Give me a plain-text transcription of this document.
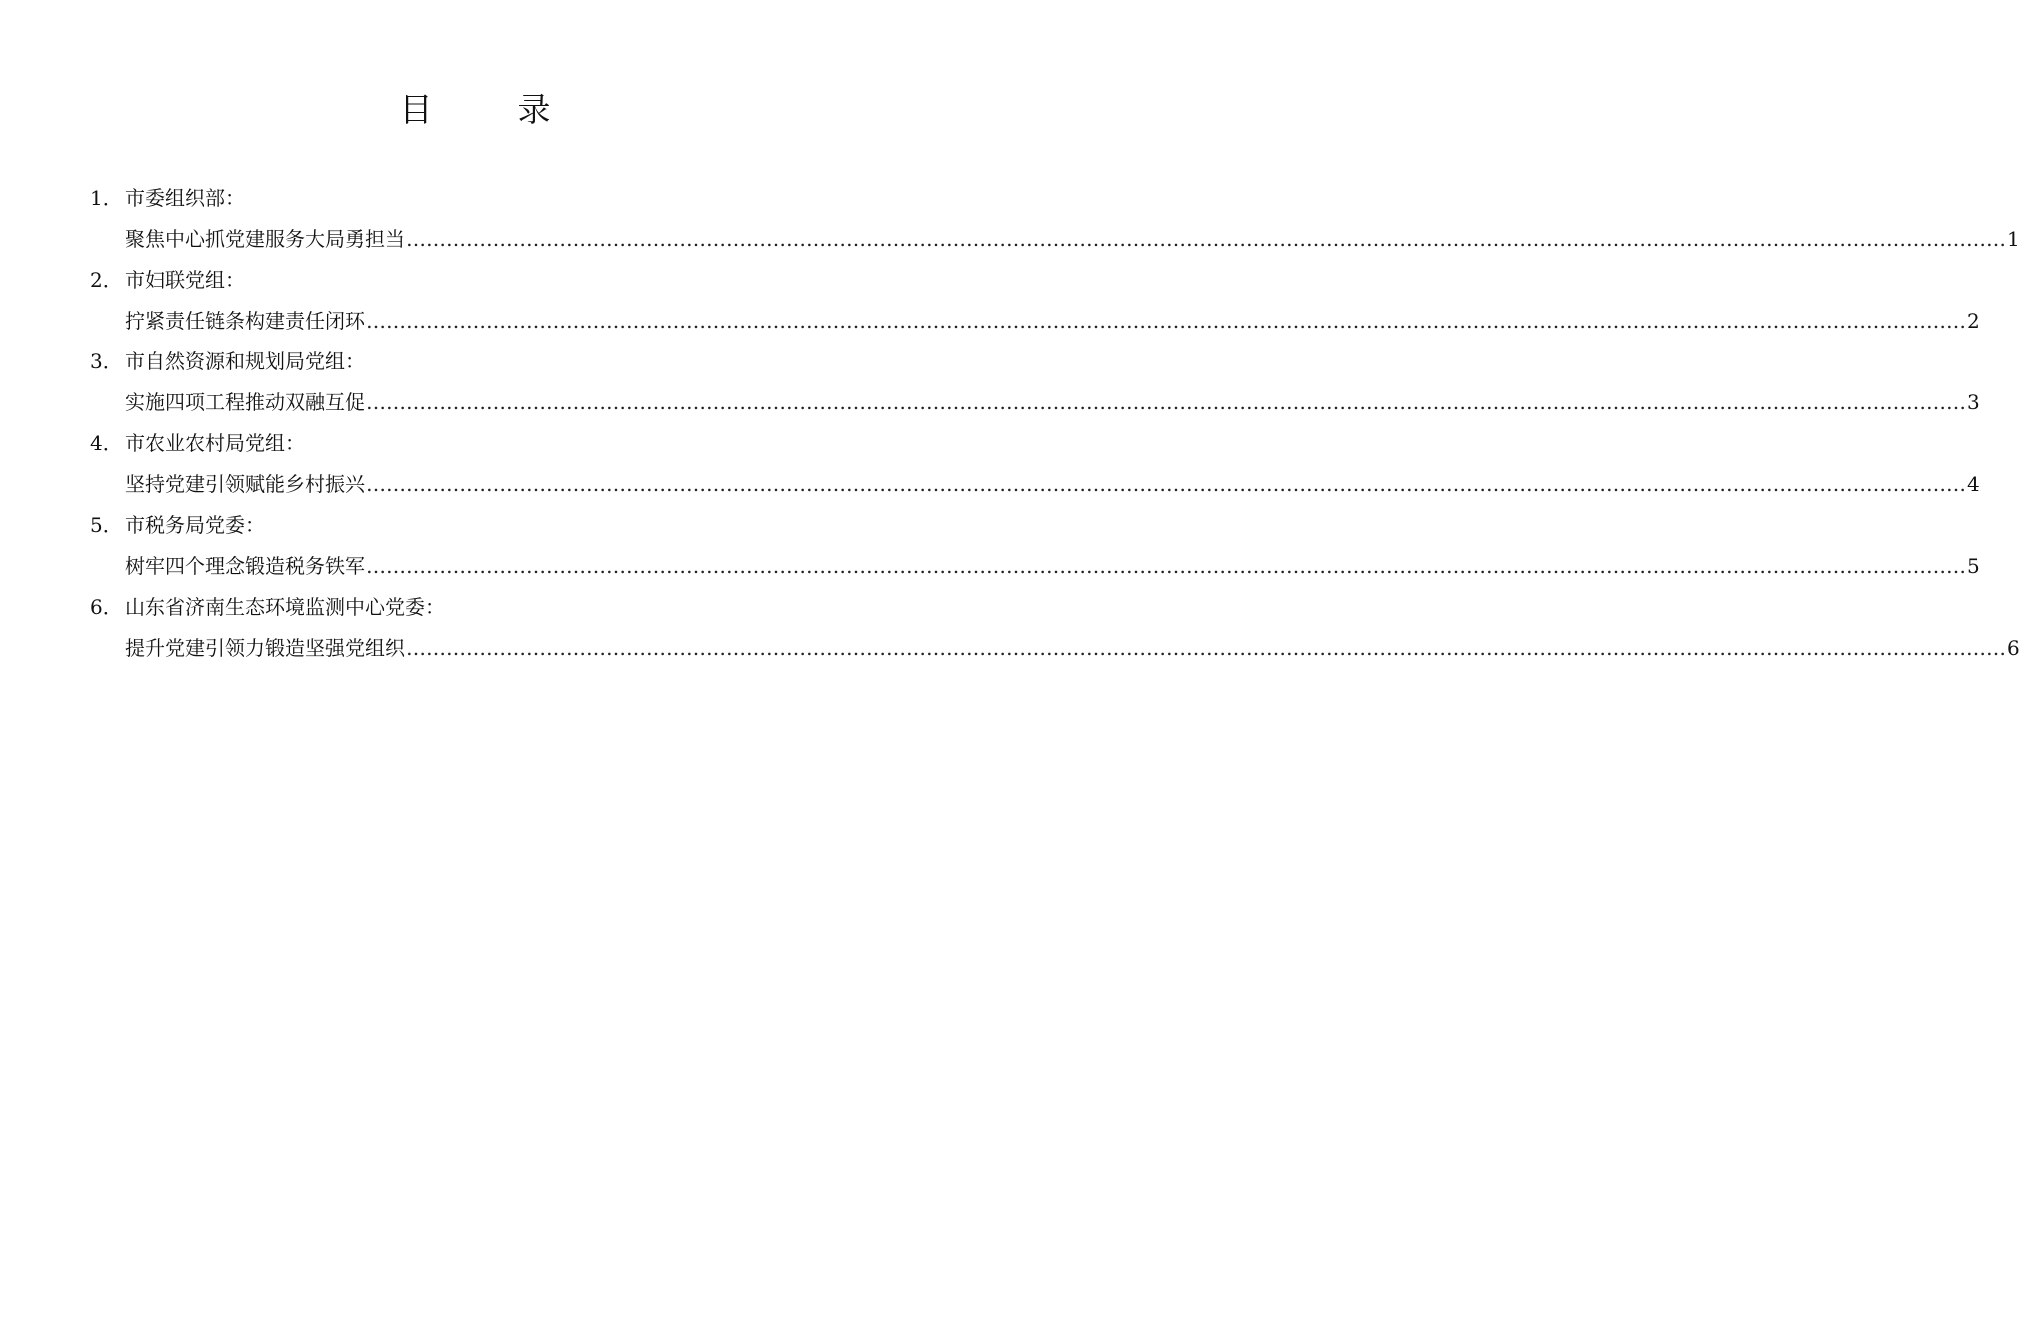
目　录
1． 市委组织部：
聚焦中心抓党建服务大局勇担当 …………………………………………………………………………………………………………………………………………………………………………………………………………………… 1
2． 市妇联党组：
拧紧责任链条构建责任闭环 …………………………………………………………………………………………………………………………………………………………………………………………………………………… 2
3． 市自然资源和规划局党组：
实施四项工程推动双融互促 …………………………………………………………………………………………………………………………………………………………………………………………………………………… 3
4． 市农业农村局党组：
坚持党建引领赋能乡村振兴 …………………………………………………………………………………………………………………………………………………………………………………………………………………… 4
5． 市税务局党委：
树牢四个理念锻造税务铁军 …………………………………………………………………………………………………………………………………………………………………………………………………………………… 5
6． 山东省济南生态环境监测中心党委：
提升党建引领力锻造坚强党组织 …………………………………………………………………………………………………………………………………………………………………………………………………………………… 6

....................

> _Goal of the exercise_: Reproduce all of the entries word for word, skipping any pictures they hold.

> _Response_:
Give me a plain-text transcription of this document.
目　录
1． 市委组织部：
聚焦中心抓党建服务大局勇担当 …………………………………………………………………………………………………………………………………………………………………………………………………………………… 1
2． 市妇联党组：
拧紧责任链条构建责任闭环 …………………………………………………………………………………………………………………………………………………………………………………………………………………… 2
3． 市自然资源和规划局党组：
实施四项工程推动双融互促 …………………………………………………………………………………………………………………………………………………………………………………………………………………… 3
4． 市农业农村局党组：
坚持党建引领赋能乡村振兴 …………………………………………………………………………………………………………………………………………………………………………………………………………………… 4
5． 市税务局党委：
树牢四个理念锻造税务铁军 …………………………………………………………………………………………………………………………………………………………………………………………………………………… 5
6． 山东省济南生态环境监测中心党委：
提升党建引领力锻造坚强党组织 …………………………………………………………………………………………………………………………………………………………………………………………………………………… 6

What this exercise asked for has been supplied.